Short task> Convert every line of the listing below into a JSON array of strings, with one string per line and blank lines omitted.

++++++++++++++++++++

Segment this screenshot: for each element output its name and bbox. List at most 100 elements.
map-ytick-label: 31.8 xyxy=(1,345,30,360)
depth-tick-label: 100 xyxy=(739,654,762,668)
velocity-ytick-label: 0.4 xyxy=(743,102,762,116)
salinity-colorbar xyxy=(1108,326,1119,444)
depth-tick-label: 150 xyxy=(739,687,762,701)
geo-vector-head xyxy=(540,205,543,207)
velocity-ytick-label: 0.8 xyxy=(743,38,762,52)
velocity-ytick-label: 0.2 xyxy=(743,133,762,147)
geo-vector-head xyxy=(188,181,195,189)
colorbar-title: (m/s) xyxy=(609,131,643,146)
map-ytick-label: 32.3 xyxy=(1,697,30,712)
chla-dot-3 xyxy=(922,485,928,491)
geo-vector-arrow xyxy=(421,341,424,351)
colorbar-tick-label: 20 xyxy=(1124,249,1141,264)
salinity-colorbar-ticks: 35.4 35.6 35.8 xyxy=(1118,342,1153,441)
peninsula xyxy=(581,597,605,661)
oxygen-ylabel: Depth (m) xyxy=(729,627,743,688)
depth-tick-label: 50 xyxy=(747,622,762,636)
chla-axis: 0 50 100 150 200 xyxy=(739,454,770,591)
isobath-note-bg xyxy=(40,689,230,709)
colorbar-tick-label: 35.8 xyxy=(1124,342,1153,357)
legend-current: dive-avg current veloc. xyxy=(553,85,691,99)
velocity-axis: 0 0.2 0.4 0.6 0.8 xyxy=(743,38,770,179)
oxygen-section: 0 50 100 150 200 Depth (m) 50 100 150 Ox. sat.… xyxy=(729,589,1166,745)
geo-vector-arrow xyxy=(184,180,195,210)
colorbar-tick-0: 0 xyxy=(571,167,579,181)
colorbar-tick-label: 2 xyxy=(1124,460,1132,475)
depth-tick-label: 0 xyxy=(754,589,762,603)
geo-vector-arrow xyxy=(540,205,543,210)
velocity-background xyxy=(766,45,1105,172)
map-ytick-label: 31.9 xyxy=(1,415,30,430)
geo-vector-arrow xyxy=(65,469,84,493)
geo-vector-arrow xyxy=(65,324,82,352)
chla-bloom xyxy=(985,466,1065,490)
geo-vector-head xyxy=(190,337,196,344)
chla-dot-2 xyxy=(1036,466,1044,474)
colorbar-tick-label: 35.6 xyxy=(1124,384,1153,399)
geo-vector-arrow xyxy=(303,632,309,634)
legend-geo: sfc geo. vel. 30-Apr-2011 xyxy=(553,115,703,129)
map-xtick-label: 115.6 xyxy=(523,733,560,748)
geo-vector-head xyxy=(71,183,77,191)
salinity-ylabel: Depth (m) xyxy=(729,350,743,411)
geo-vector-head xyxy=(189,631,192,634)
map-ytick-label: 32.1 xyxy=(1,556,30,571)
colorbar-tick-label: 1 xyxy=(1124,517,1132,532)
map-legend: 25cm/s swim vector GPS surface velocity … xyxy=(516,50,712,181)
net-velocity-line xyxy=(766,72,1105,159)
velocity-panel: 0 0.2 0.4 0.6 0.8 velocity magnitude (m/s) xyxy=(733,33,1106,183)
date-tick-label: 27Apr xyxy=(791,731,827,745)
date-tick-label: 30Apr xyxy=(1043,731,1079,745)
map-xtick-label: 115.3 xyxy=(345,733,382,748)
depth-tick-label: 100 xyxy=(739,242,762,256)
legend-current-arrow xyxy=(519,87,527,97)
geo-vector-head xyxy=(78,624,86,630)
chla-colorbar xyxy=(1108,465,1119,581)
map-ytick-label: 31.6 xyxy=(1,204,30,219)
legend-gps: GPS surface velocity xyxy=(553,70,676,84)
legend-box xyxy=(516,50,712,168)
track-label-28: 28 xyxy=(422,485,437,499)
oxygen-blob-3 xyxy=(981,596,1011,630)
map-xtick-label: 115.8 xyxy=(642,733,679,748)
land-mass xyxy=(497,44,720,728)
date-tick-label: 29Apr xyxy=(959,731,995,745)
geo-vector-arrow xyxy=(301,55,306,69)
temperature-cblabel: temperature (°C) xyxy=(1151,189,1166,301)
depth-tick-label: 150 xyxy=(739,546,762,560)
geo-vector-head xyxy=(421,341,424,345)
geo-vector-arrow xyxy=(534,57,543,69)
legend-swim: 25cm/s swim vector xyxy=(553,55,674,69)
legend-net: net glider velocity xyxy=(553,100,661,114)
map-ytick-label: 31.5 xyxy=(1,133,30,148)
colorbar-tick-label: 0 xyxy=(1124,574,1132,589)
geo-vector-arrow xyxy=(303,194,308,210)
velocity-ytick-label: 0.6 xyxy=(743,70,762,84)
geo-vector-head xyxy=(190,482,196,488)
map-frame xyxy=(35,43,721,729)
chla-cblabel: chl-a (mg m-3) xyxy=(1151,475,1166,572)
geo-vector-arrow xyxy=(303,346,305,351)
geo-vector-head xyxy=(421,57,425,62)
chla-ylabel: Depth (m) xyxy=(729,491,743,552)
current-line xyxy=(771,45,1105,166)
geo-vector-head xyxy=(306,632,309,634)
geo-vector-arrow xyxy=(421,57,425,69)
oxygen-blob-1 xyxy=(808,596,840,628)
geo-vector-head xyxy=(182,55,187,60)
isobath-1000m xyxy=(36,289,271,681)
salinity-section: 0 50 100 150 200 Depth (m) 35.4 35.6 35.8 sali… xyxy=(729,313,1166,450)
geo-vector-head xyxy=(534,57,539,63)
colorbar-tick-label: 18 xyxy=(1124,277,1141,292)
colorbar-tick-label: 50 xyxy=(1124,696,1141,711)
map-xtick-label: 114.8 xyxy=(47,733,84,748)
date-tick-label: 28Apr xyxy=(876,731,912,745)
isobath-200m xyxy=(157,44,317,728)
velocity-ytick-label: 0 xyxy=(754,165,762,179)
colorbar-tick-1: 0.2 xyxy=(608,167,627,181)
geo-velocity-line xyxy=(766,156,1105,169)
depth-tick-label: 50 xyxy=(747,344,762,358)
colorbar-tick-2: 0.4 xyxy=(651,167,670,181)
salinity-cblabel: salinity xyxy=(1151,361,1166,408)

++++++++++++++++++++

Task response>
[
  "Segment this screenshot: for each element output its name and bbox. List at most 100 elements.",
  "map-ytick-label: 31.8 xyxy=(1,345,30,360)",
  "depth-tick-label: 100 xyxy=(739,654,762,668)",
  "velocity-ytick-label: 0.4 xyxy=(743,102,762,116)",
  "salinity-colorbar xyxy=(1108,326,1119,444)",
  "depth-tick-label: 150 xyxy=(739,687,762,701)",
  "geo-vector-head xyxy=(540,205,543,207)",
  "velocity-ytick-label: 0.8 xyxy=(743,38,762,52)",
  "velocity-ytick-label: 0.2 xyxy=(743,133,762,147)",
  "geo-vector-head xyxy=(188,181,195,189)",
  "colorbar-title: (m/s) xyxy=(609,131,643,146)",
  "map-ytick-label: 32.3 xyxy=(1,697,30,712)",
  "chla-dot-3 xyxy=(922,485,928,491)",
  "geo-vector-arrow xyxy=(421,341,424,351)",
  "colorbar-tick-label: 20 xyxy=(1124,249,1141,264)",
  "salinity-colorbar-ticks: 35.4 35.6 35.8 xyxy=(1118,342,1153,441)",
  "peninsula xyxy=(581,597,605,661)",
  "oxygen-ylabel: Depth (m) xyxy=(729,627,743,688)",
  "depth-tick-label: 50 xyxy=(747,622,762,636)",
  "chla-axis: 0 50 100 150 200 xyxy=(739,454,770,591)",
  "isobath-note-bg xyxy=(40,689,230,709)",
  "colorbar-tick-label: 35.8 xyxy=(1124,342,1153,357)",
  "legend-current: dive-avg current veloc. xyxy=(553,85,691,99)",
  "velocity-axis: 0 0.2 0.4 0.6 0.8 xyxy=(743,38,770,179)",
  "oxygen-section: 0 50 100 150 200 Depth (m) 50 100 150 Ox. sat.… xyxy=(729,589,1166,745)",
  "geo-vector-arrow xyxy=(184,180,195,210)",
  "colorbar-tick-0: 0 xyxy=(571,167,579,181)",
  "colorbar-tick-label: 2 xyxy=(1124,460,1132,475)",
  "depth-tick-label: 0 xyxy=(754,589,762,603)",
  "geo-vector-arrow xyxy=(540,205,543,210)",
  "velocity-background xyxy=(766,45,1105,172)",
  "map-ytick-label: 31.9 xyxy=(1,415,30,430)",
  "geo-vector-arrow xyxy=(65,469,84,493)",
  "geo-vector-arrow xyxy=(65,324,82,352)",
  "chla-bloom xyxy=(985,466,1065,490)",
  "geo-vector-head xyxy=(190,337,196,344)",
  "chla-dot-2 xyxy=(1036,466,1044,474)",
  "colorbar-tick-label: 35.6 xyxy=(1124,384,1153,399)",
  "geo-vector-arrow xyxy=(303,632,309,634)",
  "legend-geo: sfc geo. vel. 30-Apr-2011 xyxy=(553,115,703,129)",
  "map-xtick-label: 115.6 xyxy=(523,733,560,748)",
  "geo-vector-head xyxy=(71,183,77,191)",
  "salinity-ylabel: Depth (m) xyxy=(729,350,743,411)",
  "geo-vector-head xyxy=(189,631,192,634)",
  "map-ytick-label: 32.1 xyxy=(1,556,30,571)",
  "colorbar-tick-label: 1 xyxy=(1124,517,1132,532)",
  "map-legend: 25cm/s swim vector GPS surface velocity … xyxy=(516,50,712,181)",
  "net-velocity-line xyxy=(766,72,1105,159)",
  "velocity-panel: 0 0.2 0.4 0.6 0.8 velocity magnitude (m/s) xyxy=(733,33,1106,183)",
  "date-tick-label: 27Apr xyxy=(791,731,827,745)",
  "date-tick-label: 30Apr xyxy=(1043,731,1079,745)",
  "map-xtick-label: 115.3 xyxy=(345,733,382,748)",
  "depth-tick-label: 100 xyxy=(739,242,762,256)",
  "legend-current-arrow xyxy=(519,87,527,97)",
  "geo-vector-head xyxy=(78,624,86,630)",
  "chla-colorbar xyxy=(1108,465,1119,581)",
  "map-ytick-label: 31.6 xyxy=(1,204,30,219)",
  "legend-gps: GPS surface velocity xyxy=(553,70,676,84)",
  "legend-box xyxy=(516,50,712,168)",
  "track-label-28: 28 xyxy=(422,485,437,499)",
  "oxygen-blob-3 xyxy=(981,596,1011,630)",
  "map-xtick-label: 115.8 xyxy=(642,733,679,748)",
  "land-mass xyxy=(497,44,720,728)",
  "date-tick-label: 29Apr xyxy=(959,731,995,745)",
  "geo-vector-arrow xyxy=(301,55,306,69)",
  "temperature-cblabel: temperature (°C) xyxy=(1151,189,1166,301)",
  "depth-tick-label: 150 xyxy=(739,546,762,560)",
  "geo-vector-head xyxy=(421,341,424,345)",
  "geo-vector-arrow xyxy=(534,57,543,69)",
  "legend-swim: 25cm/s swim vector xyxy=(553,55,674,69)",
  "legend-net: net glider velocity xyxy=(553,100,661,114)",
  "map-ytick-label: 31.5 xyxy=(1,133,30,148)",
  "colorbar-tick-label: 0 xyxy=(1124,574,1132,589)",
  "geo-vector-arrow xyxy=(303,194,308,210)",
  "velocity-ytick-label: 0.6 xyxy=(743,70,762,84)",
  "geo-vector-head xyxy=(190,482,196,488)",
  "map-frame xyxy=(35,43,721,729)",
  "chla-cblabel: chl-a (mg m-3) xyxy=(1151,475,1166,572)",
  "geo-vector-arrow xyxy=(303,346,305,351)",
  "geo-vector-head xyxy=(421,57,425,62)",
  "chla-ylabel: Depth (m) xyxy=(729,491,743,552)",
  "current-line xyxy=(771,45,1105,166)",
  "geo-vector-head xyxy=(306,632,309,634)",
  "geo-vector-arrow xyxy=(421,57,425,69)",
  "oxygen-blob-1 xyxy=(808,596,840,628)",
  "geo-vector-head xyxy=(182,55,187,60)",
  "isobath-1000m xyxy=(36,289,271,681)",
  "salinity-section: 0 50 100 150 200 Depth (m) 35.4 35.6 35.8 sali… xyxy=(729,313,1166,450)",
  "geo-vector-head xyxy=(534,57,539,63)",
  "colorbar-tick-label: 18 xyxy=(1124,277,1141,292)",
  "colorbar-tick-label: 50 xyxy=(1124,696,1141,711)",
  "map-xtick-label: 114.8 xyxy=(47,733,84,748)",
  "date-tick-label: 28Apr xyxy=(876,731,912,745)",
  "isobath-200m xyxy=(157,44,317,728)",
  "velocity-ytick-label: 0 xyxy=(754,165,762,179)",
  "colorbar-tick-1: 0.2 xyxy=(608,167,627,181)",
  "geo-velocity-line xyxy=(766,156,1105,169)",
  "depth-tick-label: 50 xyxy=(747,344,762,358)",
  "colorbar-tick-2: 0.4 xyxy=(651,167,670,181)",
  "salinity-cblabel: salinity xyxy=(1151,361,1166,408)"
]